--- Begin EXCERPTED DATA ---

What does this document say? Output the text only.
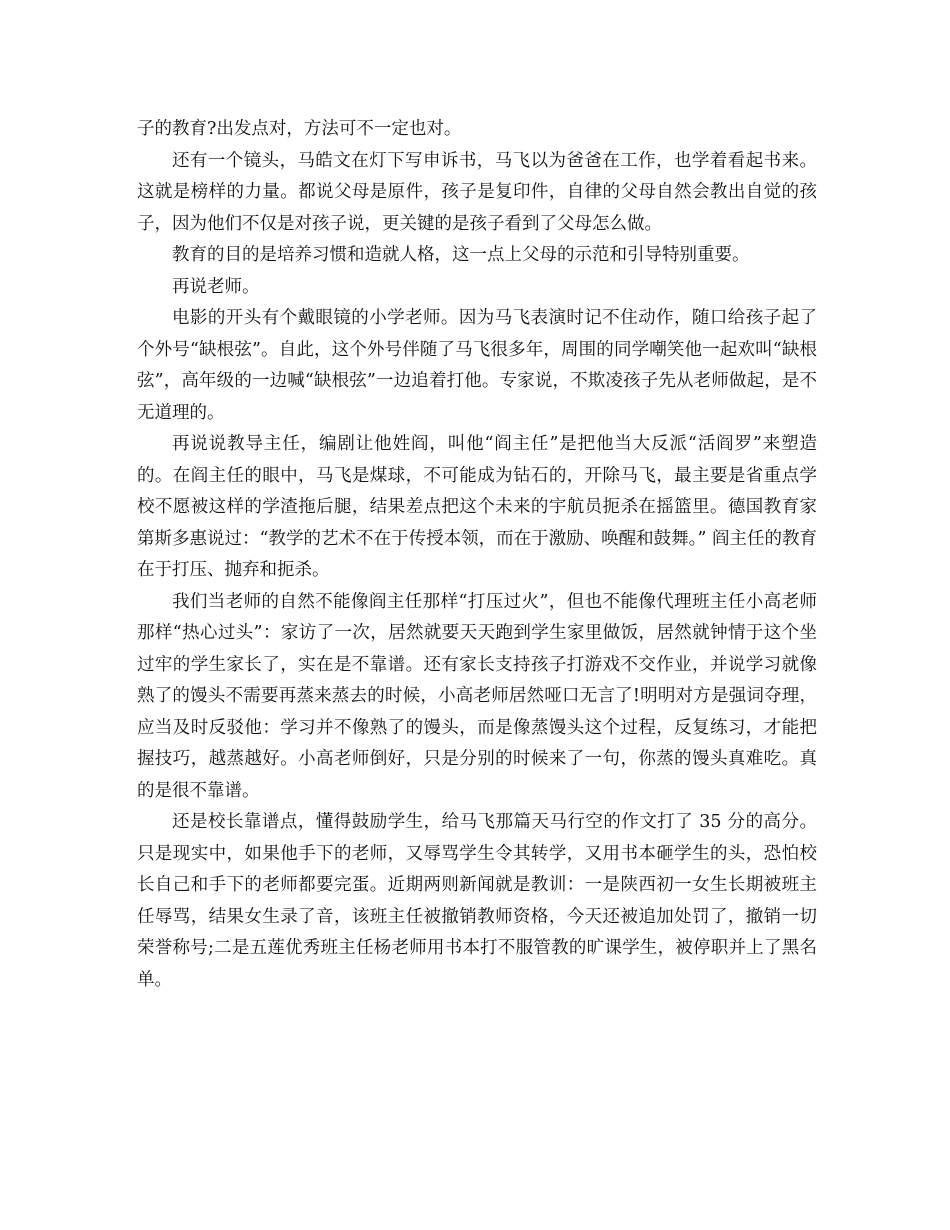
子的教育?出发点对，方法可不一定也对。

还有一个镜头，马皓文在灯下写申诉书，马飞以为爸爸在工作，也学着看起书来。这就是榜样的力量。都说父母是原件，孩子是复印件，自律的父母自然会教出自觉的孩子，因为他们不仅是对孩子说，更关键的是孩子看到了父母怎么做。

教育的目的是培养习惯和造就人格，这一点上父母的示范和引导特别重要。

再说老师。

电影的开头有个戴眼镜的小学老师。因为马飞表演时记不住动作，随口给孩子起了个外号“缺根弦”。自此，这个外号伴随了马飞很多年，周围的同学嘲笑他一起欢叫“缺根弦”，高年级的一边喊“缺根弦”一边追着打他。专家说，不欺凌孩子先从老师做起，是不无道理的。

再说说教导主任，编剧让他姓阎，叫他“阎主任”是把他当大反派“活阎罗”来塑造的。在阎主任的眼中，马飞是煤球，不可能成为钻石的，开除马飞，最主要是省重点学校不愿被这样的学渣拖后腿，结果差点把这个未来的宇航员扼杀在摇篮里。德国教育家第斯多惠说过：“教学的艺术不在于传授本领，而在于激励、唤醒和鼓舞。” 阎主任的教育在于打压、抛弃和扼杀。

我们当老师的自然不能像阎主任那样“打压过火”，但也不能像代理班主任小高老师那样“热心过头”：家访了一次，居然就要天天跑到学生家里做饭，居然就钟情于这个坐过牢的学生家长了，实在是不靠谱。还有家长支持孩子打游戏不交作业，并说学习就像熟了的馒头不需要再蒸来蒸去的时候，小高老师居然哑口无言了!明明对方是强词夺理，应当及时反驳他：学习并不像熟了的馒头，而是像蒸馒头这个过程，反复练习，才能把握技巧，越蒸越好。小高老师倒好，只是分别的时候来了一句，你蒸的馒头真难吃。真的是很不靠谱。

还是校长靠谱点，懂得鼓励学生，给马飞那篇天马行空的作文打了 35 分的高分。只是现实中，如果他手下的老师，又辱骂学生令其转学，又用书本砸学生的头，恐怕校长自己和手下的老师都要完蛋。近期两则新闻就是教训：一是陕西初一女生长期被班主任辱骂，结果女生录了音，该班主任被撤销教师资格，今天还被追加处罚了，撤销一切荣誉称号;二是五莲优秀班主任杨老师用书本打不服管教的旷课学生，被停职并上了黑名单。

--- End EXCERPTED DATA ---

## AIM:
Quote each entry above verbatim and drop the pictures.

## ANSWER BELOW:
What does this document say? Output the text only.
子的教育?出发点对，方法可不一定也对。

还有一个镜头，马皓文在灯下写申诉书，马飞以为爸爸在工作，也学着看起书来。这就是榜样的力量。都说父母是原件，孩子是复印件，自律的父母自然会教出自觉的孩子，因为他们不仅是对孩子说，更关键的是孩子看到了父母怎么做。

教育的目的是培养习惯和造就人格，这一点上父母的示范和引导特别重要。

再说老师。

电影的开头有个戴眼镜的小学老师。因为马飞表演时记不住动作，随口给孩子起了个外号“缺根弦”。自此，这个外号伴随了马飞很多年，周围的同学嘲笑他一起欢叫“缺根弦”，高年级的一边喊“缺根弦”一边追着打他。专家说，不欺凌孩子先从老师做起，是不无道理的。

再说说教导主任，编剧让他姓阎，叫他“阎主任”是把他当大反派“活阎罗”来塑造的。在阎主任的眼中，马飞是煤球，不可能成为钻石的，开除马飞，最主要是省重点学校不愿被这样的学渣拖后腿，结果差点把这个未来的宇航员扼杀在摇篮里。德国教育家第斯多惠说过：“教学的艺术不在于传授本领，而在于激励、唤醒和鼓舞。” 阎主任的教育在于打压、抛弃和扼杀。

我们当老师的自然不能像阎主任那样“打压过火”，但也不能像代理班主任小高老师那样“热心过头”：家访了一次，居然就要天天跑到学生家里做饭，居然就钟情于这个坐过牢的学生家长了，实在是不靠谱。还有家长支持孩子打游戏不交作业，并说学习就像熟了的馒头不需要再蒸来蒸去的时候，小高老师居然哑口无言了!明明对方是强词夺理，应当及时反驳他：学习并不像熟了的馒头，而是像蒸馒头这个过程，反复练习，才能把握技巧，越蒸越好。小高老师倒好，只是分别的时候来了一句，你蒸的馒头真难吃。真的是很不靠谱。

还是校长靠谱点，懂得鼓励学生，给马飞那篇天马行空的作文打了 35 分的高分。只是现实中，如果他手下的老师，又辱骂学生令其转学，又用书本砸学生的头，恐怕校长自己和手下的老师都要完蛋。近期两则新闻就是教训：一是陕西初一女生长期被班主任辱骂，结果女生录了音，该班主任被撤销教师资格，今天还被追加处罚了，撤销一切荣誉称号;二是五莲优秀班主任杨老师用书本打不服管教的旷课学生，被停职并上了黑名单。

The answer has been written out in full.